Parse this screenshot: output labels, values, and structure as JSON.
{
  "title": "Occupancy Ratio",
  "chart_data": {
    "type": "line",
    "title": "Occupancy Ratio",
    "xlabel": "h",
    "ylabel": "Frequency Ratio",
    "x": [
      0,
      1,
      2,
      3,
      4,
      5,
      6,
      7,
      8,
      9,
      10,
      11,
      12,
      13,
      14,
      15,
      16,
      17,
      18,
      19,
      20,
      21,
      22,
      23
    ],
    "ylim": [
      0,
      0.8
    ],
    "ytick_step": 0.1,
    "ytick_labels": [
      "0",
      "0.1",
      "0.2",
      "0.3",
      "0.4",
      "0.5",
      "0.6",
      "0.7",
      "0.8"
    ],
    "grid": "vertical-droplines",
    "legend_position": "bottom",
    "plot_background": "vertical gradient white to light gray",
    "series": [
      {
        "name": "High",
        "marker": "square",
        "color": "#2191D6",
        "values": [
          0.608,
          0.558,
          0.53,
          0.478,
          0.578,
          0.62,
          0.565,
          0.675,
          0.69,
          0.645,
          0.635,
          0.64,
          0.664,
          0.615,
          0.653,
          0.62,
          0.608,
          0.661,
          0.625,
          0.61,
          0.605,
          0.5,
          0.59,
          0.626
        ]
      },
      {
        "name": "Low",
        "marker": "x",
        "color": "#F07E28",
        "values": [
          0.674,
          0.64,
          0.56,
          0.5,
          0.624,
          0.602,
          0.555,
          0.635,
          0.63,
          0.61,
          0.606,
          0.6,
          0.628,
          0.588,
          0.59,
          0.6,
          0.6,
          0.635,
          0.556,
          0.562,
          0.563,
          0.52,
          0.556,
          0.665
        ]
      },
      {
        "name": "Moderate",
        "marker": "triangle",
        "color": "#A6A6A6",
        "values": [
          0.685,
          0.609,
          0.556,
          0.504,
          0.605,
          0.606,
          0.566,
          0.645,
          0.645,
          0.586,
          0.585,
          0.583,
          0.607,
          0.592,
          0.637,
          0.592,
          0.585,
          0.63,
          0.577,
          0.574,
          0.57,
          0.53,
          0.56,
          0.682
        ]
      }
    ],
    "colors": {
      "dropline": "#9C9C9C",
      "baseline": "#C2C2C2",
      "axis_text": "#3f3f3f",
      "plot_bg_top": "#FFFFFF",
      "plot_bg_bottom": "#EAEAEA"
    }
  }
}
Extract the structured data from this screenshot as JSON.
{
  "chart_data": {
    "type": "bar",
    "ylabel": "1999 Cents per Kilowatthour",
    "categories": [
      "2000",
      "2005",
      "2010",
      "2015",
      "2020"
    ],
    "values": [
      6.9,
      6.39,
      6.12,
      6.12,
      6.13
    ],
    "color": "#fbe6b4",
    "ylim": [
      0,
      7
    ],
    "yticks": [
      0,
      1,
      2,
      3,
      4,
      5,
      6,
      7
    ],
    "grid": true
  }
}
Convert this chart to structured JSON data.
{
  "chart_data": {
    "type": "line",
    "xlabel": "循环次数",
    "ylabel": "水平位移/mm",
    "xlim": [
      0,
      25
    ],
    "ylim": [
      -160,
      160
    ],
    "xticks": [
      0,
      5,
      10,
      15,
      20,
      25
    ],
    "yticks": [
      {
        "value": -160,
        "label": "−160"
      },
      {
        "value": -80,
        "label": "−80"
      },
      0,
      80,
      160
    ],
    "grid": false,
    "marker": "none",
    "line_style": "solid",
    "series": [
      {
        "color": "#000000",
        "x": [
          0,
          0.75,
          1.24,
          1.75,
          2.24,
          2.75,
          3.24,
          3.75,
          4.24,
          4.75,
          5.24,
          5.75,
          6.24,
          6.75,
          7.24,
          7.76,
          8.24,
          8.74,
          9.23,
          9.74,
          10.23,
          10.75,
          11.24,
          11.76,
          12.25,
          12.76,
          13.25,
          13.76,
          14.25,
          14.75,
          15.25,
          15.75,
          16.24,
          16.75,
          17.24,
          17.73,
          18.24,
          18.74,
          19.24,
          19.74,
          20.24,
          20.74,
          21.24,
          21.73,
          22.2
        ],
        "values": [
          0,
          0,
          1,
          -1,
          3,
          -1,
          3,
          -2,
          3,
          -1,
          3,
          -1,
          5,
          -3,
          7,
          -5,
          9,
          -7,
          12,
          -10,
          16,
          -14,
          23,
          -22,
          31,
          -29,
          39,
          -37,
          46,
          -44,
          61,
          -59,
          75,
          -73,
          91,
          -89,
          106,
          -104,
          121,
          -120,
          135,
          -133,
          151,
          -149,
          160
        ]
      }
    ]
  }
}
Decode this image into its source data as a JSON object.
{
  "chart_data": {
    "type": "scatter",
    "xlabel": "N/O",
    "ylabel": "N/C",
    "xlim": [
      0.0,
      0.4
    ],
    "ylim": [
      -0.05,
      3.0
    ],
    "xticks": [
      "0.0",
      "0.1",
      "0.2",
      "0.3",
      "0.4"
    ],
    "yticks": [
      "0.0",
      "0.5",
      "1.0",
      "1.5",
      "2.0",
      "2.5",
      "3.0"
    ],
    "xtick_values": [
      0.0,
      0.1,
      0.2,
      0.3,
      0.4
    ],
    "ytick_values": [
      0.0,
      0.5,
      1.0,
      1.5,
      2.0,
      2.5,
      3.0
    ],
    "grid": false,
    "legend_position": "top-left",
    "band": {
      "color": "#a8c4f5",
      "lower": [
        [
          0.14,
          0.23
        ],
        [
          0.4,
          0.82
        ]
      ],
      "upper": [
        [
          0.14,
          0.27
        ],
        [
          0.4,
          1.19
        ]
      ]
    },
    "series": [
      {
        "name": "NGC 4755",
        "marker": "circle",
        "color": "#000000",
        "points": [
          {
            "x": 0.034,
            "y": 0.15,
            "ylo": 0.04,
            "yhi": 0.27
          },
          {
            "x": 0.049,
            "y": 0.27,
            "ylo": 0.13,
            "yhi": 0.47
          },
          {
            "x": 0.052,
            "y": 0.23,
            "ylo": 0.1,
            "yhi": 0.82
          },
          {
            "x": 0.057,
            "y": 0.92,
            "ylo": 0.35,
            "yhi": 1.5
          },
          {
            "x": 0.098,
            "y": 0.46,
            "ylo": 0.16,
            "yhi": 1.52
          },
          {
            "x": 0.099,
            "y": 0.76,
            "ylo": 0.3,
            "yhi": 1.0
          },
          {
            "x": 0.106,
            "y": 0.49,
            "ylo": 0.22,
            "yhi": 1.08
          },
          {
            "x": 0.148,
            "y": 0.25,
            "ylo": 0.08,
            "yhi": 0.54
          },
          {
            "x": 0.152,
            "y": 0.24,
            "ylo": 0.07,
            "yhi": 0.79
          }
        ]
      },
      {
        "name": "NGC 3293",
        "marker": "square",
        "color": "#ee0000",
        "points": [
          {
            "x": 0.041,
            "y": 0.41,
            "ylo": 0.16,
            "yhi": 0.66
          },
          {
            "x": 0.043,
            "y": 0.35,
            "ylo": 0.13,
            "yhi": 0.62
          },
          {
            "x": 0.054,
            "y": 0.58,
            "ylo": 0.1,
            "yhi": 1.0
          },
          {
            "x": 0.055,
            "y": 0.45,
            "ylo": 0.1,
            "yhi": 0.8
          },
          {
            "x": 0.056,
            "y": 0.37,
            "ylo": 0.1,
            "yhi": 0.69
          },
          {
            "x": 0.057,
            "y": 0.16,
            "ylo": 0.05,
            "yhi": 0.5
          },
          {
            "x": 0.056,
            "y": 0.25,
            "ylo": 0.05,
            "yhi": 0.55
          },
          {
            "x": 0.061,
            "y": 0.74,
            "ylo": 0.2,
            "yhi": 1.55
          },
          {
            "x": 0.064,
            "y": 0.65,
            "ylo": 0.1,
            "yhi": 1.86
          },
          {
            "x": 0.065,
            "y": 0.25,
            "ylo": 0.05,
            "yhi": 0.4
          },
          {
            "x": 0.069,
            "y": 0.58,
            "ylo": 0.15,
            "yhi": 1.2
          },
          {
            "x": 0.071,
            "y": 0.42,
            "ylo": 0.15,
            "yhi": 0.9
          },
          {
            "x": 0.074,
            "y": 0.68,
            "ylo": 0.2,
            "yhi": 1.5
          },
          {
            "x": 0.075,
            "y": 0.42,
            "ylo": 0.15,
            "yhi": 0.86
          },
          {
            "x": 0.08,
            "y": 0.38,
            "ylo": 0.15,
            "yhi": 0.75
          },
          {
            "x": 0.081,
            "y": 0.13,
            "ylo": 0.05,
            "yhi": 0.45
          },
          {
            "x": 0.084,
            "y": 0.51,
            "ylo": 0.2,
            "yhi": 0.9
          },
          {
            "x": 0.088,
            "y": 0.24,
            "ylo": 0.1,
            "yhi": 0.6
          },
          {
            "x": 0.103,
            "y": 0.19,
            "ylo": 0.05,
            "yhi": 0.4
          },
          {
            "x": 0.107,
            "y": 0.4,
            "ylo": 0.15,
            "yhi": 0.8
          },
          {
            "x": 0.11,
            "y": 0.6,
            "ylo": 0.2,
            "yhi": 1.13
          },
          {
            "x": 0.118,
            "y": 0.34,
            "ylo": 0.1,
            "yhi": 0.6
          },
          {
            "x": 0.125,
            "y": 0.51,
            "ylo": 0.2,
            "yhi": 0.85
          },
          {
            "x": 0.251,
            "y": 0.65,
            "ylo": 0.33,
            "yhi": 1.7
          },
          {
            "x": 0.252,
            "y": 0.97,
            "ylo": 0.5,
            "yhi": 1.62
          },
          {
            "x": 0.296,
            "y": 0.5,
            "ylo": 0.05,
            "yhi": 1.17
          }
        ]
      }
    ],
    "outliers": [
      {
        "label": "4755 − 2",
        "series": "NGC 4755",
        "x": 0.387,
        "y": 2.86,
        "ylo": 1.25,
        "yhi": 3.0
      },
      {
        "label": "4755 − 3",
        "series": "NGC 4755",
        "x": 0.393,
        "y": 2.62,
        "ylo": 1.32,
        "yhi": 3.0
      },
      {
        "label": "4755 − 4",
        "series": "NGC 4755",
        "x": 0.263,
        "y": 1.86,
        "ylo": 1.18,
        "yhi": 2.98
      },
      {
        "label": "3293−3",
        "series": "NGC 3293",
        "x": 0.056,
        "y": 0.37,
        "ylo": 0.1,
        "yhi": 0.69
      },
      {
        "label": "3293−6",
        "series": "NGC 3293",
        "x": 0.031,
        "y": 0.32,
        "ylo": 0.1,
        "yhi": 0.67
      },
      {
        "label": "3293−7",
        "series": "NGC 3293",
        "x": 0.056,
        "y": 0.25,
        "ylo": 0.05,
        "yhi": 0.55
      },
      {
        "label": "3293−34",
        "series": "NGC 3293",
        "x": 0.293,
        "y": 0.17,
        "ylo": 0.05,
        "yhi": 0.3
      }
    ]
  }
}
_ _ _ _ _
**Problem:**
List all lines where "title" occurs.

**Task result:**
  "title": "Occupancy Ratio",
    "title": "Occupancy Ratio",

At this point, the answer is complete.